Instructions for the task
Pull each line holding "following" out of the entries below.

Data lines
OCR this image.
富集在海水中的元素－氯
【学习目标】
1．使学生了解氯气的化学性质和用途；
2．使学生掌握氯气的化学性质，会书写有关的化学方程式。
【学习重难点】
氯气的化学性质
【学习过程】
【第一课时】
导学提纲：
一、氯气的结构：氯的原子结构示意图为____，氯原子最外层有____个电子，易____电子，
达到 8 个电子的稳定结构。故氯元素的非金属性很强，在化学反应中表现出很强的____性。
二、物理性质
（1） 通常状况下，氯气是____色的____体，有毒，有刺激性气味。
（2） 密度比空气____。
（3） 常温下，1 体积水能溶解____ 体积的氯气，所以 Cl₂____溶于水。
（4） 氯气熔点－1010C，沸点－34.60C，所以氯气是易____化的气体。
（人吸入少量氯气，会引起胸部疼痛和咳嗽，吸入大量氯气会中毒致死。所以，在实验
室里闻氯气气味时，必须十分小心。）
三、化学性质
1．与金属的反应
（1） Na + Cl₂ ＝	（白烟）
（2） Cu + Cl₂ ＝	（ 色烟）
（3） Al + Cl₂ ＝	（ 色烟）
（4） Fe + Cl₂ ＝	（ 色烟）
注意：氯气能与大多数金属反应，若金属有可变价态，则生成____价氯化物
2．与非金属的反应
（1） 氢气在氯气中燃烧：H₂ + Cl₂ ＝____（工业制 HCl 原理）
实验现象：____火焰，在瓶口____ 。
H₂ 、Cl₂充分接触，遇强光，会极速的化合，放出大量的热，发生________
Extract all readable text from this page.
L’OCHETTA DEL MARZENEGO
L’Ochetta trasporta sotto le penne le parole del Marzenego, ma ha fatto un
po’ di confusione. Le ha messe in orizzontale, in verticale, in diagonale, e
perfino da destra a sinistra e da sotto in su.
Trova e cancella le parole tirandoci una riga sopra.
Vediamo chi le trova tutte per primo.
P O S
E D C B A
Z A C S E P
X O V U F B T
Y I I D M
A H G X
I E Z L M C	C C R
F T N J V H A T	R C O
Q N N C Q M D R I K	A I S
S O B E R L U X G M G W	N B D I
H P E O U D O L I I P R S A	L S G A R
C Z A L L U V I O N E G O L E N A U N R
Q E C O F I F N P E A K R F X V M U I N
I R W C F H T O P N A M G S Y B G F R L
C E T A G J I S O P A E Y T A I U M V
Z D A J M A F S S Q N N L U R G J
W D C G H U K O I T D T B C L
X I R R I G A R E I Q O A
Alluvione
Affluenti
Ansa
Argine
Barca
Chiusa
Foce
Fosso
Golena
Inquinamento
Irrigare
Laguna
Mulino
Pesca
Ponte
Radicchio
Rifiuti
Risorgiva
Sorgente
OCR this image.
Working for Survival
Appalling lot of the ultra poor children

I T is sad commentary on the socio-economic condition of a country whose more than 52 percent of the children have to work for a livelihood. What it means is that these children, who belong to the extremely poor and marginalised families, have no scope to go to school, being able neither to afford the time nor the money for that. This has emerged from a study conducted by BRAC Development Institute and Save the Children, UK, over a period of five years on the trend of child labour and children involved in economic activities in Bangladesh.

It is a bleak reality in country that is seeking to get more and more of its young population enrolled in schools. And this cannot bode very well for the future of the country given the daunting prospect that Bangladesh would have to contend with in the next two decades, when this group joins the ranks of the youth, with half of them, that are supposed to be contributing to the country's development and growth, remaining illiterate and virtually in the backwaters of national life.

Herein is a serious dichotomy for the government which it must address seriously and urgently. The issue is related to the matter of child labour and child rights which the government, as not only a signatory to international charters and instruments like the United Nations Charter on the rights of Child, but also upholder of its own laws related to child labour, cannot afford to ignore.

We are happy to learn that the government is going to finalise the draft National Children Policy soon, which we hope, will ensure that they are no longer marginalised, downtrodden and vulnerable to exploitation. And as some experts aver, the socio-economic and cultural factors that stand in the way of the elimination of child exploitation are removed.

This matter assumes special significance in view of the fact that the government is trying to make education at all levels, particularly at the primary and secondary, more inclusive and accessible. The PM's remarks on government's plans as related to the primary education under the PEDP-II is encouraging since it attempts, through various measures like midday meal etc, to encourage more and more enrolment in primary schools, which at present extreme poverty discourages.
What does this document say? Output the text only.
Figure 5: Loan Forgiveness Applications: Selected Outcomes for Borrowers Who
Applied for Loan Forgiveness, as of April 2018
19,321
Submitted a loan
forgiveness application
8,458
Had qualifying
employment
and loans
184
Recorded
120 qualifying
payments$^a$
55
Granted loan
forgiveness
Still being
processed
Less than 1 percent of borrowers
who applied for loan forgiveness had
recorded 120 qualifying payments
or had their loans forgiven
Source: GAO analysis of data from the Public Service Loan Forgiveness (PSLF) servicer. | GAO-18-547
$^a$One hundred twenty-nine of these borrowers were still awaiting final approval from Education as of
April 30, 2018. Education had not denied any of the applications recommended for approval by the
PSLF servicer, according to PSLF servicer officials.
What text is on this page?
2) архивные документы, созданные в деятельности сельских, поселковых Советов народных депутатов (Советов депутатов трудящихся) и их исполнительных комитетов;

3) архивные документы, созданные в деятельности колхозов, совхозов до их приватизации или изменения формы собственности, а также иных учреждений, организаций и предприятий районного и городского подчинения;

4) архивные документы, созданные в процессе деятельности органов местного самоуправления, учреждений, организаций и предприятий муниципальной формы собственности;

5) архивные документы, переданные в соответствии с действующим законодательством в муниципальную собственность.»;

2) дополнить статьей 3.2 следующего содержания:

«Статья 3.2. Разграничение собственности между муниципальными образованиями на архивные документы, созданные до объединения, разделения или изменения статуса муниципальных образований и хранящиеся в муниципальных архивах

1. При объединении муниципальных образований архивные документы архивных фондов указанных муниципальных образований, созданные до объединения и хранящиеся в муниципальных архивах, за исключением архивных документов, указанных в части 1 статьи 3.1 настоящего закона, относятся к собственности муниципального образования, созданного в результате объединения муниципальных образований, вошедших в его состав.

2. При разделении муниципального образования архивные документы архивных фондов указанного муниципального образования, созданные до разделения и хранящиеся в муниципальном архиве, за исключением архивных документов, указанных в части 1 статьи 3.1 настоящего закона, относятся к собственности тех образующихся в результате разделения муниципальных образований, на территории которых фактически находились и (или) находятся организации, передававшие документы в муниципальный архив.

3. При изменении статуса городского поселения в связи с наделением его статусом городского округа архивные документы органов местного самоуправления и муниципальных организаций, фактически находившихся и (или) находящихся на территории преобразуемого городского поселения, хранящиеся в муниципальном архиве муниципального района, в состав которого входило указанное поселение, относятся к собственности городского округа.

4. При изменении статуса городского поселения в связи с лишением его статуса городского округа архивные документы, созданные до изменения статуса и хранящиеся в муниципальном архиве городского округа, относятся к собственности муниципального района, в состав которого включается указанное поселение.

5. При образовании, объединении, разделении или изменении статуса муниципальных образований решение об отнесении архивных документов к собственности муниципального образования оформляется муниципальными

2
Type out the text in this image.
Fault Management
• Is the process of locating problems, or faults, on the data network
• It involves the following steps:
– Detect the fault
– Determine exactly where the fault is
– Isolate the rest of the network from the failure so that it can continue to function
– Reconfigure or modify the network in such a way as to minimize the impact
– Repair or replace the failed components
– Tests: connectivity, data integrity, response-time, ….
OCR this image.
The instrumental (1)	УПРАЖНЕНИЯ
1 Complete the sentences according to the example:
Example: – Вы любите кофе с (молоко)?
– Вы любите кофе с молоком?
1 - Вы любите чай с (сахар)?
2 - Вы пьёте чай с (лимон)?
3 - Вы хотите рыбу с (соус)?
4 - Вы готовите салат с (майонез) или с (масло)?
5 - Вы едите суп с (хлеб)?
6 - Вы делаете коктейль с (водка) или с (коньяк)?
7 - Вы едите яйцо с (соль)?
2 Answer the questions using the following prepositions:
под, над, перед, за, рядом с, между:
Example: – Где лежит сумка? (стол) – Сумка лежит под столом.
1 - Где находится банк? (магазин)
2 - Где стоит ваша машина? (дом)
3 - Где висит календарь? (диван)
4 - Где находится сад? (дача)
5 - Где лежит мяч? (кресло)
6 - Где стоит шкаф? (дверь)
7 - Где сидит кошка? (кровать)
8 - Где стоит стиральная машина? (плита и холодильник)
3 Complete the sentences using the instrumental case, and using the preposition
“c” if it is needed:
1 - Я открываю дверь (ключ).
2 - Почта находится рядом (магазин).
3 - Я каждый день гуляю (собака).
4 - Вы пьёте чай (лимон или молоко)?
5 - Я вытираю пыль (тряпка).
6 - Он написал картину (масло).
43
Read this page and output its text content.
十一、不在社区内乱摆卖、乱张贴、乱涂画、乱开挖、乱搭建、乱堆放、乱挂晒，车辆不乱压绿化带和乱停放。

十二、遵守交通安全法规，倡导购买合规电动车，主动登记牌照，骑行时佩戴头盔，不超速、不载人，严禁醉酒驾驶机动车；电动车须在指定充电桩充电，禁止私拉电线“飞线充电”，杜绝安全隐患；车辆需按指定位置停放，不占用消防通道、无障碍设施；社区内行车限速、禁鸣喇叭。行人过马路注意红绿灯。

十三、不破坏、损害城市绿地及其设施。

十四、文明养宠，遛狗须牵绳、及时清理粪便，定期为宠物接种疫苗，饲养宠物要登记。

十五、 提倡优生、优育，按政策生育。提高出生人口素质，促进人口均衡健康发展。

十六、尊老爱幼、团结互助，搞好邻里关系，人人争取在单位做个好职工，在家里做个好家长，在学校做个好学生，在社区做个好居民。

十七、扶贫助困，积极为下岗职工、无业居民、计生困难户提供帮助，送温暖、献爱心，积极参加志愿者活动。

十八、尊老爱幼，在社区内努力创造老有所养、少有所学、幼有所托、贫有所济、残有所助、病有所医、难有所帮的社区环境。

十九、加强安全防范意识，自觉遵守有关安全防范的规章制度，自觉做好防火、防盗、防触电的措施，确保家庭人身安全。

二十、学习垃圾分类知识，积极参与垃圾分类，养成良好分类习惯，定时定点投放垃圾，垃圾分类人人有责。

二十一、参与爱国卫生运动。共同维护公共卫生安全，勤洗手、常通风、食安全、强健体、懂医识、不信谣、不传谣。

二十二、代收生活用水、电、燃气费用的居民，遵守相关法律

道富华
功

Solution to this problem
• It involves the following steps:
2 Answer the questions using the following prepositions:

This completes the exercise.